● **RECORDS SHOWN**:

§ §

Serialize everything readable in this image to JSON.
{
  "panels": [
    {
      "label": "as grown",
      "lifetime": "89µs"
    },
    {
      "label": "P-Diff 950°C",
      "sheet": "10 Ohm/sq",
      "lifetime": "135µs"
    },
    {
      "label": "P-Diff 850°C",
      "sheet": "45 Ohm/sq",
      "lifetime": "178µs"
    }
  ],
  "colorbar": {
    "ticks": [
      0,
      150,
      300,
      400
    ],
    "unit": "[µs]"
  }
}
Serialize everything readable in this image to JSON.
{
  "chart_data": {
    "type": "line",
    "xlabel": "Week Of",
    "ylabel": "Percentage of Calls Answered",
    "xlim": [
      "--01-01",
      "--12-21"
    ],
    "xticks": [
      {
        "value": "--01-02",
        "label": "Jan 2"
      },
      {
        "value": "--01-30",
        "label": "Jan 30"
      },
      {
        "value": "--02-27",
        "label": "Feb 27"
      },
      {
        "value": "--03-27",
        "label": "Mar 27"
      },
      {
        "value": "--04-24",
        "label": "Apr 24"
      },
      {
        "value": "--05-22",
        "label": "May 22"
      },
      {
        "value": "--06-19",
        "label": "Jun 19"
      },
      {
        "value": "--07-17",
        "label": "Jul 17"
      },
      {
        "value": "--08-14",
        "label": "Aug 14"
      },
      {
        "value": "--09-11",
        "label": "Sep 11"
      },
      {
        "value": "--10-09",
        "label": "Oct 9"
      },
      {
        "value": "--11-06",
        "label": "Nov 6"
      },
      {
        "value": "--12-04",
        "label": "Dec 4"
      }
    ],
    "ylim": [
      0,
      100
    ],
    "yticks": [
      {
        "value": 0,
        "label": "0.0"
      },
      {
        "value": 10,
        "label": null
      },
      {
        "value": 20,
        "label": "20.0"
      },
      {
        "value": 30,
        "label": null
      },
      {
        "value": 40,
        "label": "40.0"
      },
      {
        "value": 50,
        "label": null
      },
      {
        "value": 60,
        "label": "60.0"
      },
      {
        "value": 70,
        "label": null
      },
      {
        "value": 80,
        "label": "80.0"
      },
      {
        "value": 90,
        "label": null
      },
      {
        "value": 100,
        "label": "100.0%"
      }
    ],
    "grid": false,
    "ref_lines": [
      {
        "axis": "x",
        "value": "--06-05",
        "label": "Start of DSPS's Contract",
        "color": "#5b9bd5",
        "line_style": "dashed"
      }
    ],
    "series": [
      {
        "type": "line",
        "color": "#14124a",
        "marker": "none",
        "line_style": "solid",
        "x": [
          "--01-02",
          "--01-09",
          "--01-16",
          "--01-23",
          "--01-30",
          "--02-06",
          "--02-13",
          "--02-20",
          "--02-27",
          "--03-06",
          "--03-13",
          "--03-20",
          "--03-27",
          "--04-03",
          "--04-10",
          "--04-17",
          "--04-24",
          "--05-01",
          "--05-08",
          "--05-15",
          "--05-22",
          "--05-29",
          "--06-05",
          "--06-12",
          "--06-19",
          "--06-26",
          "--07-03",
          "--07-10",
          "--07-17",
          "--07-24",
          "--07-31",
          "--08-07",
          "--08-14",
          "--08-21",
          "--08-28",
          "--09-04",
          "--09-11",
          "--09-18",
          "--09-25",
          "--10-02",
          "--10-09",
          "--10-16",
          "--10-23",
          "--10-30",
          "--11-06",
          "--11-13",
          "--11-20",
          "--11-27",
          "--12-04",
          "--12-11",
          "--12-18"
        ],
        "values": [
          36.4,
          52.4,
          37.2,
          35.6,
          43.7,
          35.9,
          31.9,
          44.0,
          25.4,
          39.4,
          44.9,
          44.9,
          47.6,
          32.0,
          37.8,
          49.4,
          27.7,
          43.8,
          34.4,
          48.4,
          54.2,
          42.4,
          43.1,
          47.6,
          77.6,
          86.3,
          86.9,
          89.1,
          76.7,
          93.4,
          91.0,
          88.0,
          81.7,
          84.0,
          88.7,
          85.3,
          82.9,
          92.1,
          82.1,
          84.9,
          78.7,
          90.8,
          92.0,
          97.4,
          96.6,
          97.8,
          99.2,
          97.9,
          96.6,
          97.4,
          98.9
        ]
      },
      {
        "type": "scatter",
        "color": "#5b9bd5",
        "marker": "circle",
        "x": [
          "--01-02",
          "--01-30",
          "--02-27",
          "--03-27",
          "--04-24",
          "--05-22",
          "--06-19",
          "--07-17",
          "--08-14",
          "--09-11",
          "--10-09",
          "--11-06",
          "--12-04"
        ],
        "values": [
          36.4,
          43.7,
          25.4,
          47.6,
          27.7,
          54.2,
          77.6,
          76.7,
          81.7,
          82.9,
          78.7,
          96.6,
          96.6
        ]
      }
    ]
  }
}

§ §

● **YOUR OBJECTIVE**: Would you write down every record again, exactly?

● **OUTPUT FOR THIS EXERCISE**:
Serialize everything readable in this image to JSON.
{
  "panels": [
    {
      "label": "as grown",
      "lifetime": "89µs"
    },
    {
      "label": "P-Diff 950°C",
      "sheet": "10 Ohm/sq",
      "lifetime": "135µs"
    },
    {
      "label": "P-Diff 850°C",
      "sheet": "45 Ohm/sq",
      "lifetime": "178µs"
    }
  ],
  "colorbar": {
    "ticks": [
      0,
      150,
      300,
      400
    ],
    "unit": "[µs]"
  }
}
Serialize everything readable in this image to JSON.
{
  "chart_data": {
    "type": "line",
    "xlabel": "Week Of",
    "ylabel": "Percentage of Calls Answered",
    "xlim": [
      "--01-01",
      "--12-21"
    ],
    "xticks": [
      {
        "value": "--01-02",
        "label": "Jan 2"
      },
      {
        "value": "--01-30",
        "label": "Jan 30"
      },
      {
        "value": "--02-27",
        "label": "Feb 27"
      },
      {
        "value": "--03-27",
        "label": "Mar 27"
      },
      {
        "value": "--04-24",
        "label": "Apr 24"
      },
      {
        "value": "--05-22",
        "label": "May 22"
      },
      {
        "value": "--06-19",
        "label": "Jun 19"
      },
      {
        "value": "--07-17",
        "label": "Jul 17"
      },
      {
        "value": "--08-14",
        "label": "Aug 14"
      },
      {
        "value": "--09-11",
        "label": "Sep 11"
      },
      {
        "value": "--10-09",
        "label": "Oct 9"
      },
      {
        "value": "--11-06",
        "label": "Nov 6"
      },
      {
        "value": "--12-04",
        "label": "Dec 4"
      }
    ],
    "ylim": [
      0,
      100
    ],
    "yticks": [
      {
        "value": 0,
        "label": "0.0"
      },
      {
        "value": 10,
        "label": null
      },
      {
        "value": 20,
        "label": "20.0"
      },
      {
        "value": 30,
        "label": null
      },
      {
        "value": 40,
        "label": "40.0"
      },
      {
        "value": 50,
        "label": null
      },
      {
        "value": 60,
        "label": "60.0"
      },
      {
        "value": 70,
        "label": null
      },
      {
        "value": 80,
        "label": "80.0"
      },
      {
        "value": 90,
        "label": null
      },
      {
        "value": 100,
        "label": "100.0%"
      }
    ],
    "grid": false,
    "ref_lines": [
      {
        "axis": "x",
        "value": "--06-05",
        "label": "Start of DSPS's Contract",
        "color": "#5b9bd5",
        "line_style": "dashed"
      }
    ],
    "series": [
      {
        "type": "line",
        "color": "#14124a",
        "marker": "none",
        "line_style": "solid",
        "x": [
          "--01-02",
          "--01-09",
          "--01-16",
          "--01-23",
          "--01-30",
          "--02-06",
          "--02-13",
          "--02-20",
          "--02-27",
          "--03-06",
          "--03-13",
          "--03-20",
          "--03-27",
          "--04-03",
          "--04-10",
          "--04-17",
          "--04-24",
          "--05-01",
          "--05-08",
          "--05-15",
          "--05-22",
          "--05-29",
          "--06-05",
          "--06-12",
          "--06-19",
          "--06-26",
          "--07-03",
          "--07-10",
          "--07-17",
          "--07-24",
          "--07-31",
          "--08-07",
          "--08-14",
          "--08-21",
          "--08-28",
          "--09-04",
          "--09-11",
          "--09-18",
          "--09-25",
          "--10-02",
          "--10-09",
          "--10-16",
          "--10-23",
          "--10-30",
          "--11-06",
          "--11-13",
          "--11-20",
          "--11-27",
          "--12-04",
          "--12-11",
          "--12-18"
        ],
        "values": [
          36.4,
          52.4,
          37.2,
          35.6,
          43.7,
          35.9,
          31.9,
          44.0,
          25.4,
          39.4,
          44.9,
          44.9,
          47.6,
          32.0,
          37.8,
          49.4,
          27.7,
          43.8,
          34.4,
          48.4,
          54.2,
          42.4,
          43.1,
          47.6,
          77.6,
          86.3,
          86.9,
          89.1,
          76.7,
          93.4,
          91.0,
          88.0,
          81.7,
          84.0,
          88.7,
          85.3,
          82.9,
          92.1,
          82.1,
          84.9,
          78.7,
          90.8,
          92.0,
          97.4,
          96.6,
          97.8,
          99.2,
          97.9,
          96.6,
          97.4,
          98.9
        ]
      },
      {
        "type": "scatter",
        "color": "#5b9bd5",
        "marker": "circle",
        "x": [
          "--01-02",
          "--01-30",
          "--02-27",
          "--03-27",
          "--04-24",
          "--05-22",
          "--06-19",
          "--07-17",
          "--08-14",
          "--09-11",
          "--10-09",
          "--11-06",
          "--12-04"
        ],
        "values": [
          36.4,
          43.7,
          25.4,
          47.6,
          27.7,
          54.2,
          77.6,
          76.7,
          81.7,
          82.9,
          78.7,
          96.6,
          96.6
        ]
      }
    ]
  }
}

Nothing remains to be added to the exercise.